Instructions for the task => Pick out each line with the word "Temperature" from the material that follows.

--- start of Given data ---

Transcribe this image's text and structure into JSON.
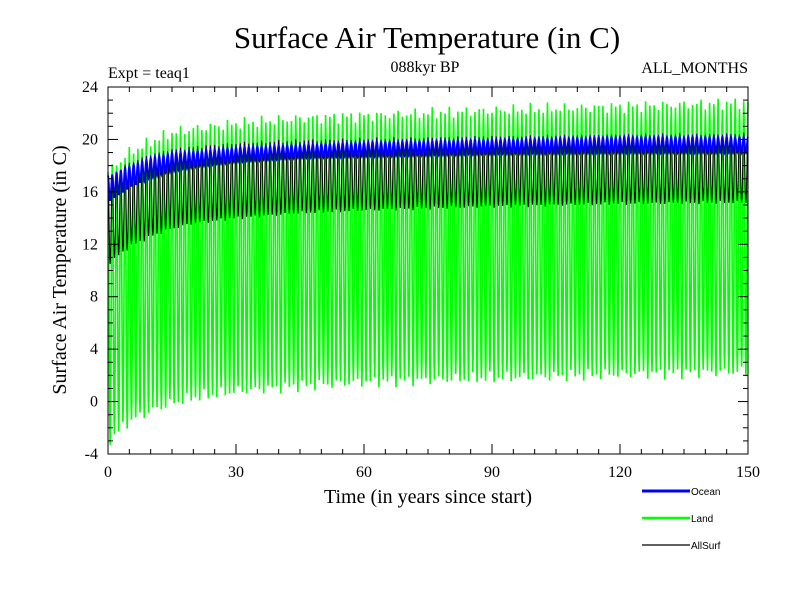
{
  "chart_data": {
    "type": "line",
    "title": "Surface Air Temperature (in C)",
    "subtitle": "088kyr BP",
    "left_note": "Expt = teaq1",
    "right_note": "ALL_MONTHS",
    "xlabel": "Time (in years since start)",
    "ylabel": "Surface Air Temperature (in C)",
    "xlim": [
      0,
      150
    ],
    "ylim": [
      -4,
      24
    ],
    "x_ticks": [
      0,
      30,
      60,
      90,
      120,
      150
    ],
    "y_ticks": [
      -4,
      0,
      4,
      8,
      12,
      16,
      20,
      24
    ],
    "samples_per_year": 12,
    "series": [
      {
        "name": "Ocean",
        "color": "#0000ff",
        "envelope_years": [
          0,
          5,
          10,
          15,
          20,
          30,
          45,
          60,
          90,
          120,
          150
        ],
        "max": [
          17.2,
          18.0,
          18.6,
          19.0,
          19.1,
          19.4,
          19.6,
          19.8,
          20.0,
          20.2,
          20.2
        ],
        "min": [
          15.2,
          16.3,
          17.1,
          17.6,
          17.9,
          18.3,
          18.6,
          18.7,
          18.9,
          19.0,
          19.0
        ]
      },
      {
        "name": "Land",
        "color": "#00ff00",
        "envelope_years": [
          0,
          5,
          10,
          15,
          20,
          30,
          45,
          60,
          90,
          120,
          150
        ],
        "max": [
          17.5,
          19.0,
          19.8,
          20.5,
          20.8,
          21.2,
          21.6,
          21.8,
          22.2,
          22.5,
          22.8
        ],
        "min": [
          -3.0,
          -1.5,
          -0.7,
          -0.1,
          0.3,
          0.8,
          1.2,
          1.5,
          1.8,
          2.1,
          2.3
        ]
      },
      {
        "name": "AllSurf",
        "color": "#000000",
        "envelope_years": [
          0,
          5,
          10,
          15,
          20,
          30,
          45,
          60,
          90,
          120,
          150
        ],
        "max": [
          17.0,
          18.2,
          18.8,
          19.2,
          19.4,
          19.7,
          19.9,
          20.0,
          20.2,
          20.3,
          20.4
        ],
        "min": [
          10.5,
          11.8,
          12.6,
          13.2,
          13.6,
          14.0,
          14.4,
          14.6,
          14.9,
          15.1,
          15.2
        ]
      }
    ]
  }
}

--- end of Given data ---

Solution to the exercise =>
    "title": "Surface Air Temperature (in C)",
    "ylabel": "Surface Air Temperature (in C)",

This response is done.